#### [STATED GOAL]
Render everything from the line containing "right-column-4: ろふ行く見と見るに家は九死一生の形勢なり李伯玉 —" down to the line containing "left-column-10: 赤心を打明けらむ御身のよ人我行ひなる包まんされむ —", both included, as a Markdown table with the columns Row and Line. Leave out blank lines.

Visual layout records
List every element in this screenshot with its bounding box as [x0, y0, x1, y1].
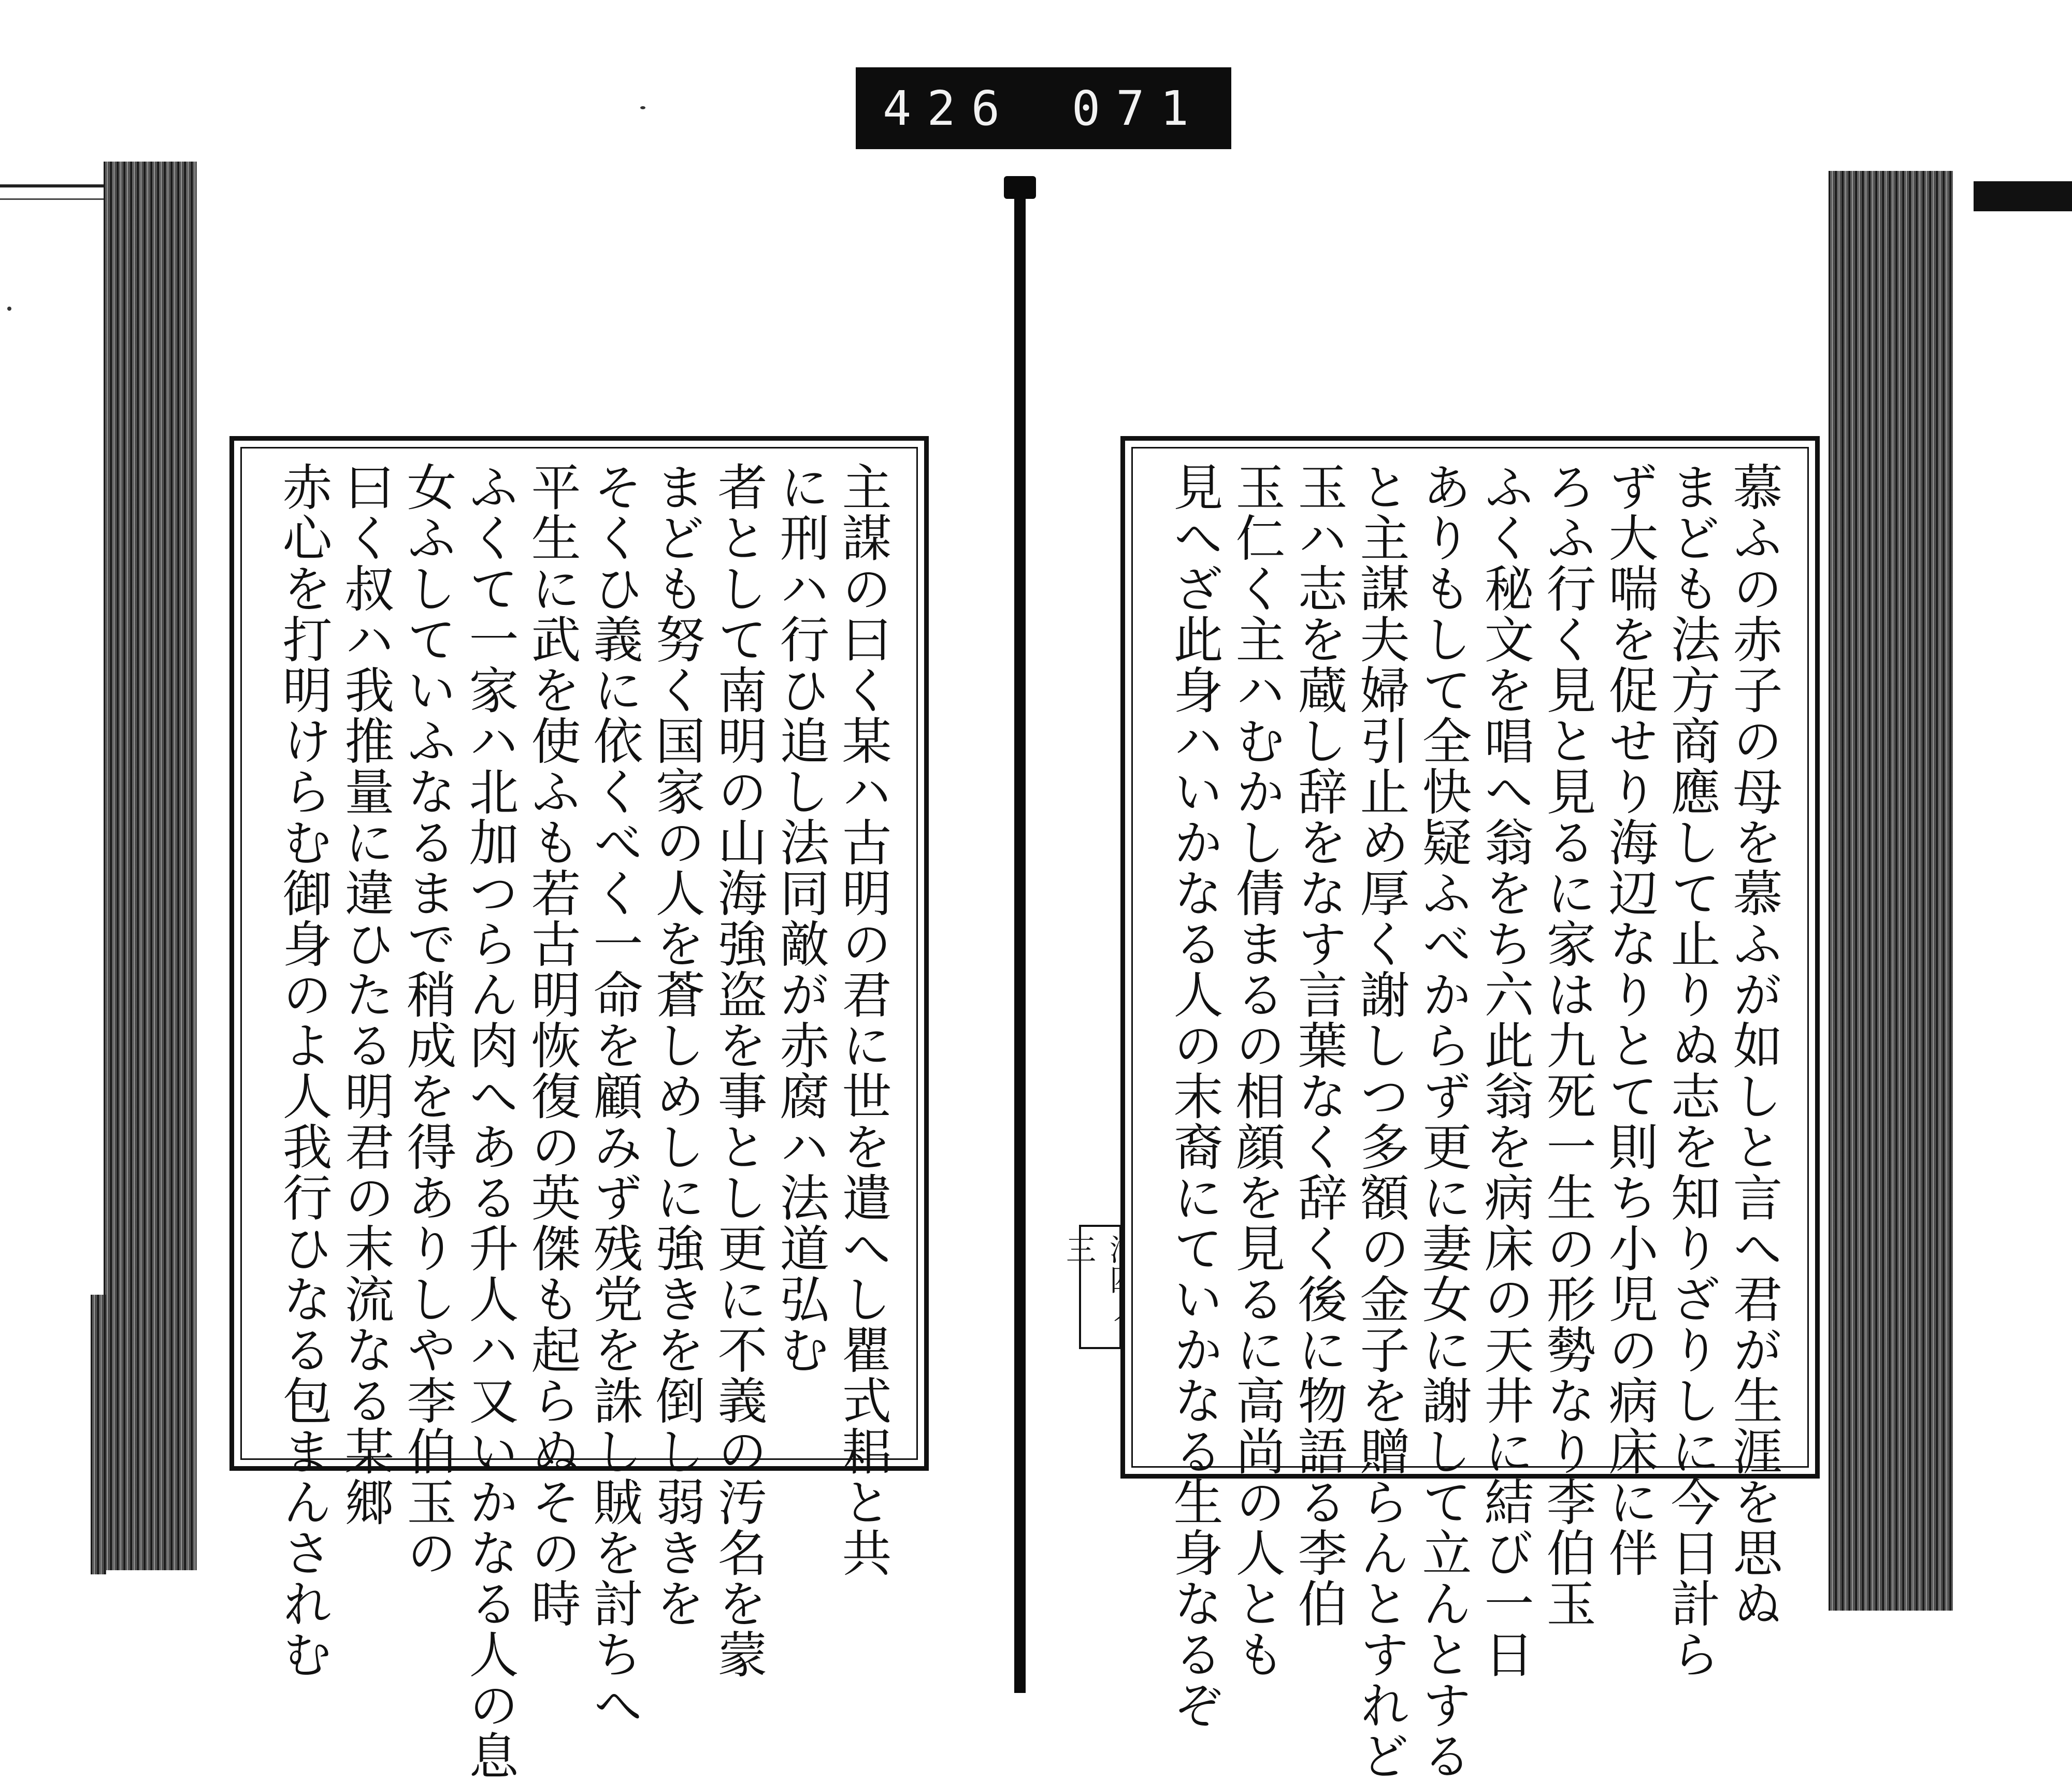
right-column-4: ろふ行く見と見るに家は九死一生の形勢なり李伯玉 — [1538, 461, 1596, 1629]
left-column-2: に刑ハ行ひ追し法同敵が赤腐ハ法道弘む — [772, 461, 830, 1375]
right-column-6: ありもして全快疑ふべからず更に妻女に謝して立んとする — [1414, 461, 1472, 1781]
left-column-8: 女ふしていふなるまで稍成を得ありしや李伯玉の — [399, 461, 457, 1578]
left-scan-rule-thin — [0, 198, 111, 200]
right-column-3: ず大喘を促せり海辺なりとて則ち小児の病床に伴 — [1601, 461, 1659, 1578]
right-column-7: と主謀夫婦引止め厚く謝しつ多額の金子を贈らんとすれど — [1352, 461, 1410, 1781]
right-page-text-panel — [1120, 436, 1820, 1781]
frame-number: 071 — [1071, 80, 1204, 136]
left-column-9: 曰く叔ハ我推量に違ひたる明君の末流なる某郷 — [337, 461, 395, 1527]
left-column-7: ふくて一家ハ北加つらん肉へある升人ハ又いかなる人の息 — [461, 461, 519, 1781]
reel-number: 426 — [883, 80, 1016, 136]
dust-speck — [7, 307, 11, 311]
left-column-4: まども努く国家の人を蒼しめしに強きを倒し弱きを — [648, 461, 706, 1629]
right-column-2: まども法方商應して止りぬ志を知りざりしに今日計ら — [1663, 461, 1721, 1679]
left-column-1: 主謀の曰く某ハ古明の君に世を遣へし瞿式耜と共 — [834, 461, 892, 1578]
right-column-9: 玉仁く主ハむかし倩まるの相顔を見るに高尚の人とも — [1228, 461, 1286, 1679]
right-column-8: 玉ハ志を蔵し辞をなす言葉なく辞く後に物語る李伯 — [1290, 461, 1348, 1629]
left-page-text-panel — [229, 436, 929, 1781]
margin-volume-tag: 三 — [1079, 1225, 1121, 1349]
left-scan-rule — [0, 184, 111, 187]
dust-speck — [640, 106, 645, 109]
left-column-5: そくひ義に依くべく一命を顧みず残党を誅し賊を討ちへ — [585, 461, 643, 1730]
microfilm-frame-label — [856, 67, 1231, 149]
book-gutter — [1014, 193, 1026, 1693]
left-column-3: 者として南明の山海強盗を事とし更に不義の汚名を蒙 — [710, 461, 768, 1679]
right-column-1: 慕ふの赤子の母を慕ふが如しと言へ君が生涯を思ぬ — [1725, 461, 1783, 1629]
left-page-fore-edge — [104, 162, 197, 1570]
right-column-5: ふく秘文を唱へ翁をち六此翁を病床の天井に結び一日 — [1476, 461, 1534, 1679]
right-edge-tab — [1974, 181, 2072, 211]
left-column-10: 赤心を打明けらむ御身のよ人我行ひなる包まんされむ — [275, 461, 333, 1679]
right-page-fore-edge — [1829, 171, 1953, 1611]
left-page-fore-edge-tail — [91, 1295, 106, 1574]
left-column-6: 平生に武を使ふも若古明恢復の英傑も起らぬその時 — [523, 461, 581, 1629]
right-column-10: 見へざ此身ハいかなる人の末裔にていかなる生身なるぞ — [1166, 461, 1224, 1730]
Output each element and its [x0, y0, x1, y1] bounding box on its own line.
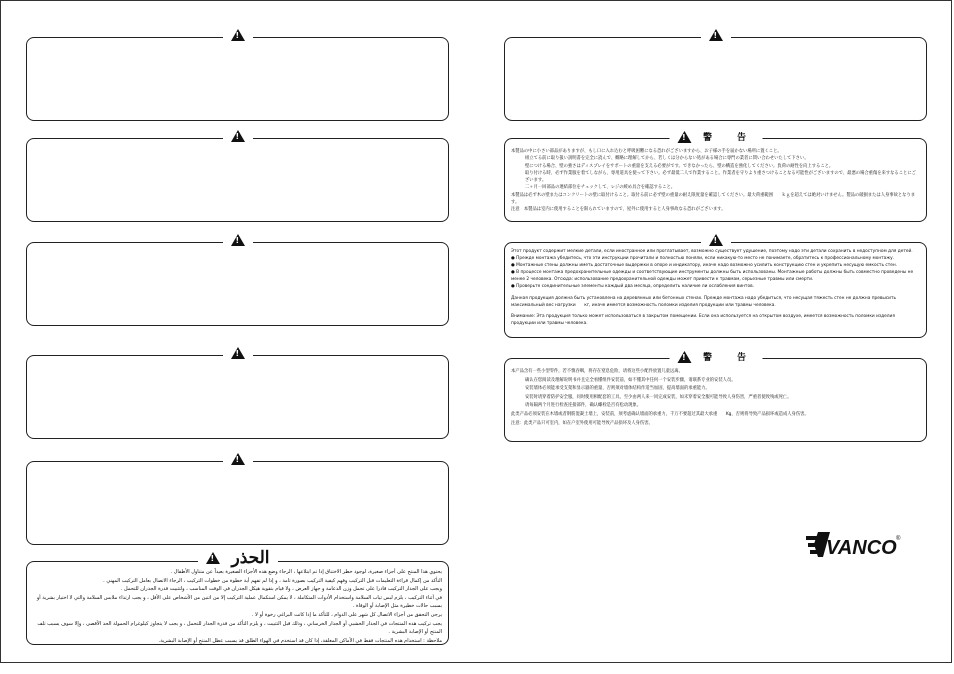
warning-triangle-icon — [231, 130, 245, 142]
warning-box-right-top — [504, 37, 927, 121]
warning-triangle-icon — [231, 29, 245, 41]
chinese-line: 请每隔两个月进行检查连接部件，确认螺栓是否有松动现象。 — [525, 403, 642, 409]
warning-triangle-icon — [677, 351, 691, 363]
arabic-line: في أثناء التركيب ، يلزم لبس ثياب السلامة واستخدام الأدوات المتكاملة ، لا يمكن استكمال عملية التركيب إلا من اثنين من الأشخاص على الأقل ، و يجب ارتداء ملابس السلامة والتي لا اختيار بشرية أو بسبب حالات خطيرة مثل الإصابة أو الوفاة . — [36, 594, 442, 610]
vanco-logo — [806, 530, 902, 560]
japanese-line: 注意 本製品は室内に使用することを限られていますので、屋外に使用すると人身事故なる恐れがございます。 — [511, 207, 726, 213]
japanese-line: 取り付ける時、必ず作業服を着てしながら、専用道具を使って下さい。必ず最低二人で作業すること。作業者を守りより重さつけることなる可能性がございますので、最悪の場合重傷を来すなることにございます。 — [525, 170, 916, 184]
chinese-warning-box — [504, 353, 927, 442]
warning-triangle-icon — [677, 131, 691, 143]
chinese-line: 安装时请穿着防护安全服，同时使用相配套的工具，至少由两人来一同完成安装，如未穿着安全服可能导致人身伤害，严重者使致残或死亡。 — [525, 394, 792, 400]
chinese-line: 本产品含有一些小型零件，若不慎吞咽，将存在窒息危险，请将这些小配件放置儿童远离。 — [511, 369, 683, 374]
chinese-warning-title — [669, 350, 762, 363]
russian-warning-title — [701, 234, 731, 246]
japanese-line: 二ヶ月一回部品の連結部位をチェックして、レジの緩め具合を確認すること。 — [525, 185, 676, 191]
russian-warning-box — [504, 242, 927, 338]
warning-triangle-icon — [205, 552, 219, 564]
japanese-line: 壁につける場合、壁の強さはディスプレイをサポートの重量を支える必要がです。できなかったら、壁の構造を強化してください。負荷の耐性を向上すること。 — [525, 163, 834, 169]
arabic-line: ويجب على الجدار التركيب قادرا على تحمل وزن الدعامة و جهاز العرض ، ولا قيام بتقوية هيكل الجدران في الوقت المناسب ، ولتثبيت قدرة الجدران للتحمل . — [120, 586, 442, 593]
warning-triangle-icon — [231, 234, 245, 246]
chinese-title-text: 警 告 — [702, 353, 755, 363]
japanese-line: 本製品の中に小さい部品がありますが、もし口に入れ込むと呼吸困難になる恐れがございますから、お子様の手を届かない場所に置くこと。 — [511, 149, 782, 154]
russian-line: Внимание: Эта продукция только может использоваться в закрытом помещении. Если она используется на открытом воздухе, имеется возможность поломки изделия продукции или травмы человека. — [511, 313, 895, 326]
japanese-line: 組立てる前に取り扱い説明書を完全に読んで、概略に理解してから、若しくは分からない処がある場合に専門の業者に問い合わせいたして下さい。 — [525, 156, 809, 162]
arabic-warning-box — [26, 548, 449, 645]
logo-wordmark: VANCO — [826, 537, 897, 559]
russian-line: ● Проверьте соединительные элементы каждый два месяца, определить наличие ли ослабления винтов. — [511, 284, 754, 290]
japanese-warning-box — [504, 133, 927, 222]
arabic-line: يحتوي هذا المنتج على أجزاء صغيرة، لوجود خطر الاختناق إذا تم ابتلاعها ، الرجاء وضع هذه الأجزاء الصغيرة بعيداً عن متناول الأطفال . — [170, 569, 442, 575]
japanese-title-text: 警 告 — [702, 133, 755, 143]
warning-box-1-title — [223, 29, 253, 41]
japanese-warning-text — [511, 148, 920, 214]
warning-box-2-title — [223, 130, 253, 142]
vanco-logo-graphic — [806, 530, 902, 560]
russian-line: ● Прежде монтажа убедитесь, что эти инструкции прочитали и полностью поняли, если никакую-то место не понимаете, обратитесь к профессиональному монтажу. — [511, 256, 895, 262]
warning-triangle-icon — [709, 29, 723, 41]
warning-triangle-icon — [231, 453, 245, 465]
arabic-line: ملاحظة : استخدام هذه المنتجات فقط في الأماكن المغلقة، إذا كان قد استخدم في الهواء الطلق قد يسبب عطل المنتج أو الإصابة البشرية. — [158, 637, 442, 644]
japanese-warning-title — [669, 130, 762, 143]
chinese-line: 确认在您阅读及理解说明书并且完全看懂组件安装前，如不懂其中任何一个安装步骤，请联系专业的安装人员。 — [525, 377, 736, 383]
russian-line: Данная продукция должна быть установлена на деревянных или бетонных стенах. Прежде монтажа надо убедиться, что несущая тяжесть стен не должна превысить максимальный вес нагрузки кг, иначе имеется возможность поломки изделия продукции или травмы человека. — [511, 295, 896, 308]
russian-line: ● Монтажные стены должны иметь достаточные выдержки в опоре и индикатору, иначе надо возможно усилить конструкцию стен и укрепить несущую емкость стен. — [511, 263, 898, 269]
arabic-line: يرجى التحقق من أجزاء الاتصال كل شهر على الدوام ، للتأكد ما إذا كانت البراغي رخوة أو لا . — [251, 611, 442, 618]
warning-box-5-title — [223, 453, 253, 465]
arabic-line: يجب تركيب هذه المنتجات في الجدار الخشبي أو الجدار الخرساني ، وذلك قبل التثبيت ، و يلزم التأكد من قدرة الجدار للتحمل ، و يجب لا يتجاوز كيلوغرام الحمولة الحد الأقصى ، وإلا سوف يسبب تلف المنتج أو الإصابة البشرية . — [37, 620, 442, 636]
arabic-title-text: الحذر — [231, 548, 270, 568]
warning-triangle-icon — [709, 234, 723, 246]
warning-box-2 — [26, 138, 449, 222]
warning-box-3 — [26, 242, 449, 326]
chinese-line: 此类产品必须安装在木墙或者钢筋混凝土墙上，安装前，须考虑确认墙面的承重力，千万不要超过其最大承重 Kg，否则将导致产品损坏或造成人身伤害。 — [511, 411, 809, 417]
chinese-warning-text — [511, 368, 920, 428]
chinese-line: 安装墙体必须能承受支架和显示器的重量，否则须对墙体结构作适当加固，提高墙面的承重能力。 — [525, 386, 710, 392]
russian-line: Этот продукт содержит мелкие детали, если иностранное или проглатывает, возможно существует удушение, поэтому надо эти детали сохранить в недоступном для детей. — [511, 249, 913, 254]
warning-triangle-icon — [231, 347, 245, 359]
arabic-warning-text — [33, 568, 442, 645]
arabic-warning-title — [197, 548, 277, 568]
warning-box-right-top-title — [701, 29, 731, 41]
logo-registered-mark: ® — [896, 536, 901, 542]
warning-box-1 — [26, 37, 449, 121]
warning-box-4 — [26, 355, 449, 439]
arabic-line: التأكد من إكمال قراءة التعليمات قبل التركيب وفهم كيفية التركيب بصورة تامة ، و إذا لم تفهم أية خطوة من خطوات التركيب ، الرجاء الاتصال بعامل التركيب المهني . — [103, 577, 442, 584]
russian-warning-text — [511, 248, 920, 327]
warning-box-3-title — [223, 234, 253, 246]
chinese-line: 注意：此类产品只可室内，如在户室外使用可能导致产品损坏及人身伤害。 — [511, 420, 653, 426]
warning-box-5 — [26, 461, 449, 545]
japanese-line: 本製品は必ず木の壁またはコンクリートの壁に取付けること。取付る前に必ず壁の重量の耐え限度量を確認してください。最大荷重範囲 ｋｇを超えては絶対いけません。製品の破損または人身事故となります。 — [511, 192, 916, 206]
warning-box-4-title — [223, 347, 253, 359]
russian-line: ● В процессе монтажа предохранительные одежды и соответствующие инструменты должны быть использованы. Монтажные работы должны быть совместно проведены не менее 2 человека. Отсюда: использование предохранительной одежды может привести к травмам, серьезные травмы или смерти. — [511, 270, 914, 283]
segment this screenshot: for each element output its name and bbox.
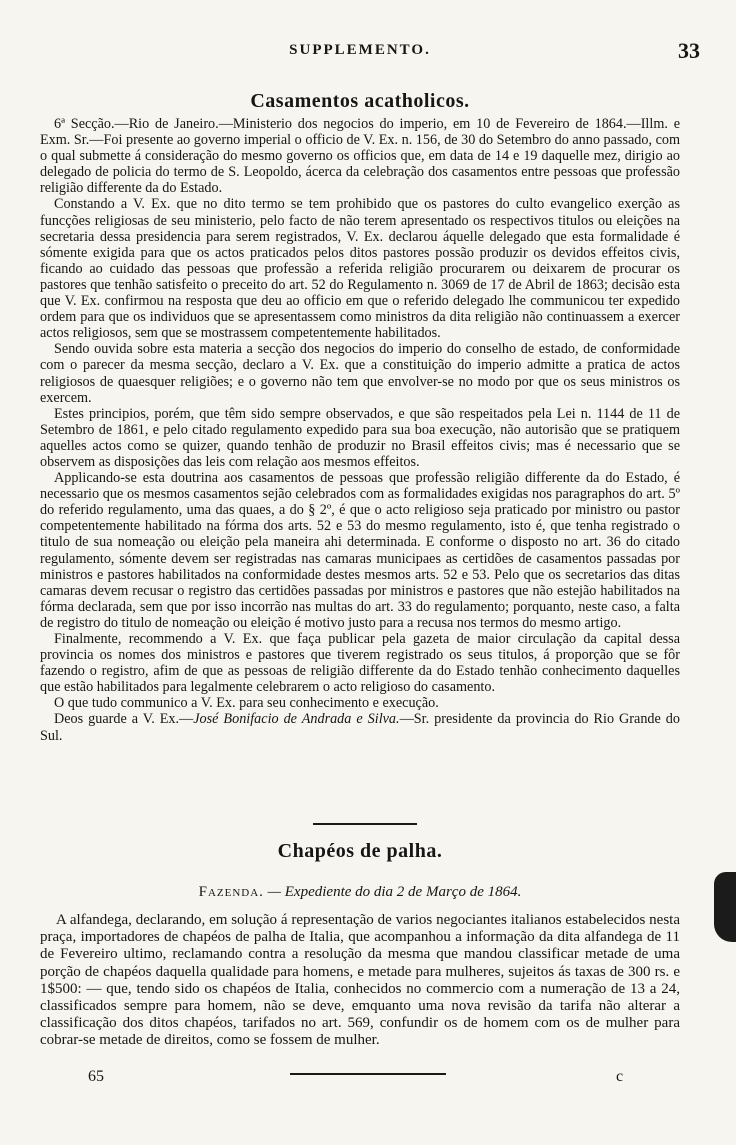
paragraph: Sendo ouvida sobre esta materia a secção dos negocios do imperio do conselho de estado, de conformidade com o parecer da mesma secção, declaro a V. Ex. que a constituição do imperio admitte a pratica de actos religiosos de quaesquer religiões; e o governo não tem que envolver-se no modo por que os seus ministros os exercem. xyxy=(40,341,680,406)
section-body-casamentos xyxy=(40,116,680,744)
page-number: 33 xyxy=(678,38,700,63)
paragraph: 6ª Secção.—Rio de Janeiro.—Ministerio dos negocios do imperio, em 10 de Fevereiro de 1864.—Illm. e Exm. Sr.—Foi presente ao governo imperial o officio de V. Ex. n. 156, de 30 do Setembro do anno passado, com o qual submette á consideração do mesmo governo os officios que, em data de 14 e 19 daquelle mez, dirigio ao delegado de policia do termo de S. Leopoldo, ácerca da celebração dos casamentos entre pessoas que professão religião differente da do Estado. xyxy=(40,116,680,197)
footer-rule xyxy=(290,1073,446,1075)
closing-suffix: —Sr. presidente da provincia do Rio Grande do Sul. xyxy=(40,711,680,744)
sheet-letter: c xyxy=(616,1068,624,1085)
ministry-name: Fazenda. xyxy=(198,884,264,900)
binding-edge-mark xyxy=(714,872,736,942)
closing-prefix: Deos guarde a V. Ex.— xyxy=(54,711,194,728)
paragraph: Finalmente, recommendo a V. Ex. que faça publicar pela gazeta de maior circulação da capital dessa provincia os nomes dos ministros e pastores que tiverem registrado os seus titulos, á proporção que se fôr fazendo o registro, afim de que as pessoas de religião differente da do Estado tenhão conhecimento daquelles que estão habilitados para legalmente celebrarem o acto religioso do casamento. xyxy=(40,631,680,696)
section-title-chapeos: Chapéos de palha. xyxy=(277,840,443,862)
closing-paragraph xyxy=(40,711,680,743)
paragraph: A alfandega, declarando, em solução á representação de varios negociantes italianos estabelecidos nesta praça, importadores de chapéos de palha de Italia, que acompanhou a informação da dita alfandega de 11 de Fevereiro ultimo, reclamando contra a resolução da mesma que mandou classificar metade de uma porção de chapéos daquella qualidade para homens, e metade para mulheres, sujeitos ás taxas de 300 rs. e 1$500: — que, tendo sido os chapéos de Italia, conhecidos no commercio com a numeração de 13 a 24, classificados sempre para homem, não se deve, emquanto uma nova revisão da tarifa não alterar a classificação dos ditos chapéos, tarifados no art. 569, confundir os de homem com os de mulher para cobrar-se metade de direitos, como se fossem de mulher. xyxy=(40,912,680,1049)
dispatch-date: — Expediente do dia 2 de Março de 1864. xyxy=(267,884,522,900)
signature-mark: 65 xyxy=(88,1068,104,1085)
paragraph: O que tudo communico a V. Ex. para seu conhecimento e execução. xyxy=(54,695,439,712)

#### [WRITTEN ANSWER]
| Row | Line |
|---|---|
| 1 | right-column-4: ろふ行く見と見るに家は九死一生の形勢なり李伯玉 — [1538, 461, 1596, 1629] |
| 2 | left-column-2: に刑ハ行ひ追し法同敵が赤腐ハ法道弘む — [772, 461, 830, 1375] |
| 3 | right-column-6: ありもして全快疑ふべからず更に妻女に謝して立んとする — [1414, 461, 1472, 1781] |
| 4 | left-column-8: 女ふしていふなるまで稍成を得ありしや李伯玉の — [399, 461, 457, 1578] |
| 5 | left-scan-rule-thin — [0, 198, 111, 200] |
| 6 | right-column-3: ず大喘を促せり海辺なりとて則ち小児の病床に伴 — [1601, 461, 1659, 1578] |
| 7 | right-column-7: と主謀夫婦引止め厚く謝しつ多額の金子を贈らんとすれど — [1352, 461, 1410, 1781] |
| 8 | right-page-text-panel — [1120, 436, 1820, 1781] |
| 9 | frame-number: 071 — [1071, 80, 1204, 136] |
| 10 | left-column-9: 曰く叔ハ我推量に違ひたる明君の末流なる某郷 — [337, 461, 395, 1527] |
| 11 | left-column-7: ふくて一家ハ北加つらん肉へある升人ハ又いかなる人の息 — [461, 461, 519, 1781] |
| 12 | reel-number: 426 — [883, 80, 1016, 136] |
| 13 | dust-speck — [7, 307, 11, 311] |
| 14 | left-column-4: まども努く国家の人を蒼しめしに強きを倒し弱きを — [648, 461, 706, 1629] |
| 15 | right-column-2: まども法方商應して止りぬ志を知りざりしに今日計ら — [1663, 461, 1721, 1679] |
| 16 | left-column-1: 主謀の曰く某ハ古明の君に世を遣へし瞿式耜と共 — [834, 461, 892, 1578] |
| 17 | right-column-9: 玉仁く主ハむかし倩まるの相顔を見るに高尚の人とも — [1228, 461, 1286, 1679] |
| 18 | right-column-8: 玉ハ志を蔵し辞をなす言葉なく辞く後に物語る李伯 — [1290, 461, 1348, 1629] |
| 19 | left-page-text-panel — [229, 436, 929, 1781] |
| 20 | margin-volume-tag: 三 — [1079, 1225, 1121, 1349] |
| 21 | left-scan-rule — [0, 184, 111, 187] |
| 22 | dust-speck — [640, 106, 645, 109] |
| 23 | left-column-5: そくひ義に依くべく一命を顧みず残党を誅し賊を討ちへ — [585, 461, 643, 1730] |
| 24 | microfilm-frame-label — [856, 67, 1231, 149] |
| 25 | book-gutter — [1014, 193, 1026, 1693] |
| 26 | left-column-3: 者として南明の山海強盗を事とし更に不義の汚名を蒙 — [710, 461, 768, 1679] |
| 27 | right-column-1: 慕ふの赤子の母を慕ふが如しと言へ君が生涯を思ぬ — [1725, 461, 1783, 1629] |
| 28 | left-page-fore-edge — [104, 162, 197, 1570] |
| 29 | right-column-5: ふく秘文を唱へ翁をち六此翁を病床の天井に結び一日 — [1476, 461, 1534, 1679] |
| 30 | right-edge-tab — [1974, 181, 2072, 211] |
| 31 | left-column-10: 赤心を打明けらむ御身のよ人我行ひなる包まんされむ — [275, 461, 333, 1679] |